/---
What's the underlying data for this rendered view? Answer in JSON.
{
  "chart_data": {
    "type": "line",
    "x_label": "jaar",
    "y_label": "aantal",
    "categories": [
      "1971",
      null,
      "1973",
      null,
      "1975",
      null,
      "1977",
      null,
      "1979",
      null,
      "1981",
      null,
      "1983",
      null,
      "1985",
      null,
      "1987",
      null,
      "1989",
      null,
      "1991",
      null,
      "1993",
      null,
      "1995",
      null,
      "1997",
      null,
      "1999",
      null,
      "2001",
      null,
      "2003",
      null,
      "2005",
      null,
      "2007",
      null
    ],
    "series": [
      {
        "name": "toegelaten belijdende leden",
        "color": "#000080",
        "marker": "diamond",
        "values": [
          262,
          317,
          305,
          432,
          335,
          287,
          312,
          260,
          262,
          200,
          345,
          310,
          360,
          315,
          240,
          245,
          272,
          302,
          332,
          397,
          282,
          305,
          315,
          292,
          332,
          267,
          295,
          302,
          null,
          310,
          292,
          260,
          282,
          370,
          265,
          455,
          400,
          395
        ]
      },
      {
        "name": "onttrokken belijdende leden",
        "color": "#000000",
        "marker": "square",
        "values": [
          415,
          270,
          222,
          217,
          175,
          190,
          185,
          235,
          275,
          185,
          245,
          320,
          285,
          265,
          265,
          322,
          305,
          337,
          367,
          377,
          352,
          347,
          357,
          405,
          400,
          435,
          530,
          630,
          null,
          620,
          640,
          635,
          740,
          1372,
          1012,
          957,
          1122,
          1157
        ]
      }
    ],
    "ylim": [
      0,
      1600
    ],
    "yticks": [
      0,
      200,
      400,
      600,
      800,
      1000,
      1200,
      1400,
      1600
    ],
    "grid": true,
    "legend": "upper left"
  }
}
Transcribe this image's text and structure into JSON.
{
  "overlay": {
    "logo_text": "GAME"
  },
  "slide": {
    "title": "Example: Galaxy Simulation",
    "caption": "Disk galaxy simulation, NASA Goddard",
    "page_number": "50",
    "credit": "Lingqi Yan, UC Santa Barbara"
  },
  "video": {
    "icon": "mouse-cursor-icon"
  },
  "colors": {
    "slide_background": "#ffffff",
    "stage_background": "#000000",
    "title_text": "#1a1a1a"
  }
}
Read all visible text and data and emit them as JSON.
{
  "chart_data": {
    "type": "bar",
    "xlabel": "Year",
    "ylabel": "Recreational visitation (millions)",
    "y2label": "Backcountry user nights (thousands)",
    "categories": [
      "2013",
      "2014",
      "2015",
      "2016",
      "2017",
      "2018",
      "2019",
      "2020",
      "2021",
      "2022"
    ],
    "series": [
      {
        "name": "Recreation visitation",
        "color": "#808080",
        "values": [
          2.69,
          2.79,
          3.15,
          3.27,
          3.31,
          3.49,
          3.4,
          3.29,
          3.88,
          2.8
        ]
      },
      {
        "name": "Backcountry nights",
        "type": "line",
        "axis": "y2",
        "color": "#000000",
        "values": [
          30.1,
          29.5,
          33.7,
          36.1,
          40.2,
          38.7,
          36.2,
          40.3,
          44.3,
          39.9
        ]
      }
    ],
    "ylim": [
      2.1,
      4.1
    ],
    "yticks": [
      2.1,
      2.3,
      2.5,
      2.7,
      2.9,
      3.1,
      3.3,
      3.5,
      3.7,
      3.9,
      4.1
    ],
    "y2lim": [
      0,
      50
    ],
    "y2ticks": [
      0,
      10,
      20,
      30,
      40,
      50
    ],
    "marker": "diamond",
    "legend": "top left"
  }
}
\---
Which lines of the data above contain "leden"? Copy each one.

        "name": "toegelaten belijdende leden",
        "name": "onttrokken belijdende leden",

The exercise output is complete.